Stated exercise:
Write the entries below out again exactly; any picture in them stays out.

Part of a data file
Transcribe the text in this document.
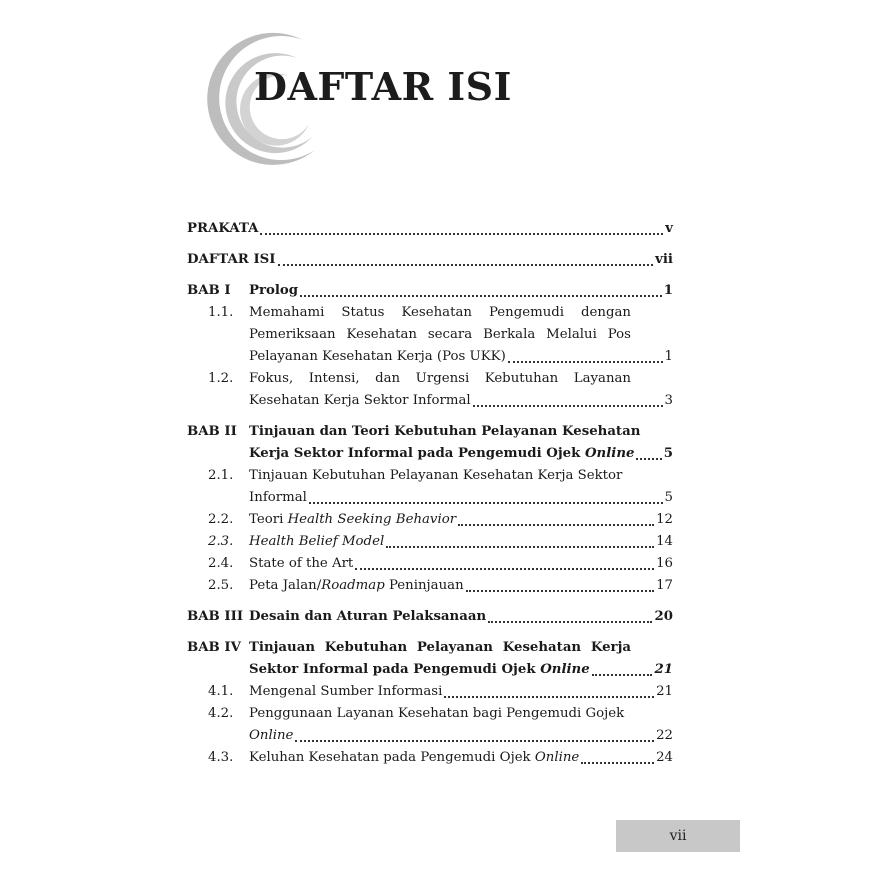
DAFTAR ISI
PRAKATA	v
DAFTAR ISI	vii
BAB I	Prolog	1
1.1.	Memahami Status Kesehatan Pengemudi dengan
Pemeriksaan Kesehatan secara Berkala Melalui Pos
Pelayanan Kesehatan Kerja (Pos UKK)	1
1.2.	Fokus, Intensi, dan Urgensi Kebutuhan Layanan
Kesehatan Kerja Sektor Informal	3
BAB II Tinjauan dan Teori Kebutuhan Pelayanan Kesehatan
Kerja Sektor Informal pada Pengemudi Ojek Online 5
2.1.	Tinjauan Kebutuhan Pelayanan Kesehatan Kerja Sektor
Informal	5
2.2.	Teori Health Seeking Behavior	12
2.3.	Health Belief Model	14
2.4.	State of the Art	16
2.5.	Peta Jalan/Roadmap Peninjauan	17
BAB III Desain dan Aturan Pelaksanaan	20
BAB IV Tinjauan Kebutuhan Pelayanan Kesehatan Kerja
Sektor Informal pada Pengemudi Ojek Online	21
4.1.	Mengenal Sumber Informasi	21
4.2.	Penggunaan Layanan Kesehatan bagi Pengemudi Gojek
Online	22
4.3.	Keluhan Kesehatan pada Pengemudi Ojek Online	24
vii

Full solution:
Transcribe the text in this document.
DAFTAR ISI
PRAKATA	v
DAFTAR ISI	vii
BAB I	Prolog	1
1.1.	Memahami Status Kesehatan Pengemudi dengan
Pemeriksaan Kesehatan secara Berkala Melalui Pos
Pelayanan Kesehatan Kerja (Pos UKK)	1
1.2.	Fokus, Intensi, dan Urgensi Kebutuhan Layanan
Kesehatan Kerja Sektor Informal	3
BAB II Tinjauan dan Teori Kebutuhan Pelayanan Kesehatan
Kerja Sektor Informal pada Pengemudi Ojek Online 5
2.1.	Tinjauan Kebutuhan Pelayanan Kesehatan Kerja Sektor
Informal	5
2.2.	Teori Health Seeking Behavior	12
2.3.	Health Belief Model	14
2.4.	State of the Art	16
2.5.	Peta Jalan/Roadmap Peninjauan	17
BAB III Desain dan Aturan Pelaksanaan	20
BAB IV Tinjauan Kebutuhan Pelayanan Kesehatan Kerja
Sektor Informal pada Pengemudi Ojek Online	21
4.1.	Mengenal Sumber Informasi	21
4.2.	Penggunaan Layanan Kesehatan bagi Pengemudi Gojek
Online	22
4.3.	Keluhan Kesehatan pada Pengemudi Ojek Online	24
vii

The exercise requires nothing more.